◆ Work required: In the records that follow, show each line where the word "color" is present.
━━━ Input data ━━━
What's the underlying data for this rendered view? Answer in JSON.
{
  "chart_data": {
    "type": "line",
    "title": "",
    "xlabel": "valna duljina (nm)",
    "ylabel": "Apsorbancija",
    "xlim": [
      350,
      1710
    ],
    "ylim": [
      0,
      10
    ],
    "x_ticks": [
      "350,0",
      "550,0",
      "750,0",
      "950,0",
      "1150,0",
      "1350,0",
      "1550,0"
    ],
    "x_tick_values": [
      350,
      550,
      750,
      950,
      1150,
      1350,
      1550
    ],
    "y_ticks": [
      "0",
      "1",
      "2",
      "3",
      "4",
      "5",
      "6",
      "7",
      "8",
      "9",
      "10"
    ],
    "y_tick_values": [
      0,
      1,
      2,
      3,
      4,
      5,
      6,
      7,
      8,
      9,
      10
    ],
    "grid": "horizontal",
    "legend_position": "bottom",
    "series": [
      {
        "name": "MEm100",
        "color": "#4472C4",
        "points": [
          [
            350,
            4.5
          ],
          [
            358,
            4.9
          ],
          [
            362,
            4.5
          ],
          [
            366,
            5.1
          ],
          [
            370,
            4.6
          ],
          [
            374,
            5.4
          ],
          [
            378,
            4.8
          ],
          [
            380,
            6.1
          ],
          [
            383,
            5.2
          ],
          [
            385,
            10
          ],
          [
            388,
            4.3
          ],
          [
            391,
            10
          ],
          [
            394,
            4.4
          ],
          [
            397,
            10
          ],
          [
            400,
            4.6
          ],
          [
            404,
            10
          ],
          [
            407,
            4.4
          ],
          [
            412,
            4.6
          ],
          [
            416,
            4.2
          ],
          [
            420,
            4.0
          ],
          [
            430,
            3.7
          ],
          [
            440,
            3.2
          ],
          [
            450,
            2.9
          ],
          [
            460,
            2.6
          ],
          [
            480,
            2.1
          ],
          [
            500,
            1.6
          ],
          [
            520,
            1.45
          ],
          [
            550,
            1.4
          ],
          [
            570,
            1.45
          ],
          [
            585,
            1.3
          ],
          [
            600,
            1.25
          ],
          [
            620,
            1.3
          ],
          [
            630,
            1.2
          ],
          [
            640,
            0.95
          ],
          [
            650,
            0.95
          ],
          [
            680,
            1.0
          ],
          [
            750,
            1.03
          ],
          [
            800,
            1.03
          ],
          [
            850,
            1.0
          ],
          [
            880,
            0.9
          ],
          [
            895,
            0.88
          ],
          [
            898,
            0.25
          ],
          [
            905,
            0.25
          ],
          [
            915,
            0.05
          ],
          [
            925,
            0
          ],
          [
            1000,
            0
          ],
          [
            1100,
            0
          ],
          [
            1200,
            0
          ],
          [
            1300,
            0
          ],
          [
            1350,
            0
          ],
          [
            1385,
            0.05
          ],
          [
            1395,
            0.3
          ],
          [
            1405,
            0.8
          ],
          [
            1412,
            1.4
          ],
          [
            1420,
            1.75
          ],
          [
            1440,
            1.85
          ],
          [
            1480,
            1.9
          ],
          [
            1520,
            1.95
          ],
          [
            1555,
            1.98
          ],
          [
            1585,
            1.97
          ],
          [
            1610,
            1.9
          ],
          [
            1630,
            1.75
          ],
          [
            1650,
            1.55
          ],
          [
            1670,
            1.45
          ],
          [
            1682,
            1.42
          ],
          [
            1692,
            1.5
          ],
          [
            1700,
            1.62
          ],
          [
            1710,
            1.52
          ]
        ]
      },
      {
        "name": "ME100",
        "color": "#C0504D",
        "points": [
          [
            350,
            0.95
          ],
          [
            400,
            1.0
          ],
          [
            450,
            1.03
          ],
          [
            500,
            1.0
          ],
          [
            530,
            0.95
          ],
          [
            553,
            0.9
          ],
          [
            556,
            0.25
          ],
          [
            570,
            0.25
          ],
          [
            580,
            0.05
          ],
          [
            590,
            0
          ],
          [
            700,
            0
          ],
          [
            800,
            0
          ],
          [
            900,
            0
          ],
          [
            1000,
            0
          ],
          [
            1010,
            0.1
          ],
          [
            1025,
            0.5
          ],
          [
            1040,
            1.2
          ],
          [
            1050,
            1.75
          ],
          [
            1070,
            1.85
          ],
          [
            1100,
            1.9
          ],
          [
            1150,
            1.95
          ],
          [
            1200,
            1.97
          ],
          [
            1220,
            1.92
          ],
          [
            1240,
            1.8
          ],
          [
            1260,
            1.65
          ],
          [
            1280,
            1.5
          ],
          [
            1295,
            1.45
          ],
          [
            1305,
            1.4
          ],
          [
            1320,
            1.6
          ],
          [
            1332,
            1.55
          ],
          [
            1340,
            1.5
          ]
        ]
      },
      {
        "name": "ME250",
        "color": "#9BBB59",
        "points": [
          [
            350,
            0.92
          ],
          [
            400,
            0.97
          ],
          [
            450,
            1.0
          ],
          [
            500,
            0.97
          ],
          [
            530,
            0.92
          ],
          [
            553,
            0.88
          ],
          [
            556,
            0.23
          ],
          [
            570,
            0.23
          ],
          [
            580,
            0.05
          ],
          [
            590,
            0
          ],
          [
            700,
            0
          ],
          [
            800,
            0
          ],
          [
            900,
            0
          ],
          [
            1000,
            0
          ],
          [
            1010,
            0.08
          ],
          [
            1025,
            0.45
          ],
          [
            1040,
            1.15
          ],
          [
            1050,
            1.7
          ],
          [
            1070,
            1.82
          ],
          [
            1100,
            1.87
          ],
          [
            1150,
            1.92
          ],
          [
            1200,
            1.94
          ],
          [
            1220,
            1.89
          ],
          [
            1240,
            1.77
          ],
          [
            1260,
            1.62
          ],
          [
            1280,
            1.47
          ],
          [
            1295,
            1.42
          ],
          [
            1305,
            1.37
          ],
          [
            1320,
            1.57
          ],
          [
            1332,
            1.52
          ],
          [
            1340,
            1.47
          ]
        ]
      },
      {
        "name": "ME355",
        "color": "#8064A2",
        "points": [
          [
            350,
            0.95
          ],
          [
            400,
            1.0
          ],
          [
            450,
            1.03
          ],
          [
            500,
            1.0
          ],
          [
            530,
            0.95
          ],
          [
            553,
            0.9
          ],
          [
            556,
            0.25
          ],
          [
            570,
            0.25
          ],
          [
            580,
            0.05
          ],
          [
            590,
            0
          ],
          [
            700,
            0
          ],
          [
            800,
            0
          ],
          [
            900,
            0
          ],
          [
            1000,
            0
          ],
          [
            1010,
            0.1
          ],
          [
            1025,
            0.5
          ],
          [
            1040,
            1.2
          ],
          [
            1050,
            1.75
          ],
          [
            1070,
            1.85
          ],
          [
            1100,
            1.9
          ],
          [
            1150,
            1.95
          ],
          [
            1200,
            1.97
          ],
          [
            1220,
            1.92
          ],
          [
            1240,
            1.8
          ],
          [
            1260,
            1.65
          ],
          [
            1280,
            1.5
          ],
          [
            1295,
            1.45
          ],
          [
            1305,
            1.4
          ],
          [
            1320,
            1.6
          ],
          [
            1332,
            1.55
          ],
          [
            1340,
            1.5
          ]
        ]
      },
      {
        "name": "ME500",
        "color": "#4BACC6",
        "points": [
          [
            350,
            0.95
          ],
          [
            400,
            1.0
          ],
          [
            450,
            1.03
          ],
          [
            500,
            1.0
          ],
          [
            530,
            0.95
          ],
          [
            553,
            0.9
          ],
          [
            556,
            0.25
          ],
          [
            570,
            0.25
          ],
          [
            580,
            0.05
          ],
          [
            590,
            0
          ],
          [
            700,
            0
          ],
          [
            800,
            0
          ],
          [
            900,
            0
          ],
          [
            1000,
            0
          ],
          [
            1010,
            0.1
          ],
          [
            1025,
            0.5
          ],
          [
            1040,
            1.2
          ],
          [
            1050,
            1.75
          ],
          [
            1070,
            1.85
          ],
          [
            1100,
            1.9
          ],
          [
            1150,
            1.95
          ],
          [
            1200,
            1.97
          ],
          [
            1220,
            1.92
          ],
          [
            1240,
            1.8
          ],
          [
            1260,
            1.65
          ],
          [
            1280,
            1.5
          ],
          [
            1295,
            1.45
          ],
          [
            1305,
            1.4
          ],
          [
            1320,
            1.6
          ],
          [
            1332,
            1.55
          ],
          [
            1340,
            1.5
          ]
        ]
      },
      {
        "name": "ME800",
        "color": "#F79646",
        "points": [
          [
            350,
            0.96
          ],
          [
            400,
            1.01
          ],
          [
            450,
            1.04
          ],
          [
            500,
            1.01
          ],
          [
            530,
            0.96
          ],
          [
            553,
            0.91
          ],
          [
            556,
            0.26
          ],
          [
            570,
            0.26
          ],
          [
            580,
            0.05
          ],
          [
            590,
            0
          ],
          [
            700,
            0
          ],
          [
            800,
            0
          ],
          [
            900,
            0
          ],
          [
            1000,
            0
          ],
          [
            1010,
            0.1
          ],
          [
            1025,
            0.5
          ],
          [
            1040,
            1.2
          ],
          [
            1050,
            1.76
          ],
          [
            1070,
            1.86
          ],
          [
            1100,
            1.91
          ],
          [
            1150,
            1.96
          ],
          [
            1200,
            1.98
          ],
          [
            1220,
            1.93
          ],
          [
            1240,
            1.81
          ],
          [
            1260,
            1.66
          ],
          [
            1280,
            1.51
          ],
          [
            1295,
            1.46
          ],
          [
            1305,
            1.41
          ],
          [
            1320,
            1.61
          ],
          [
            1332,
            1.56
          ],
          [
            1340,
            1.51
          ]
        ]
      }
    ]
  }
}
━━━
◆ Result for this exercise:
        "color": "#4472C4",
        "color": "#C0504D",
        "color": "#9BBB59",
        "color": "#8064A2",
        "color": "#4BACC6",
        "color": "#F79646",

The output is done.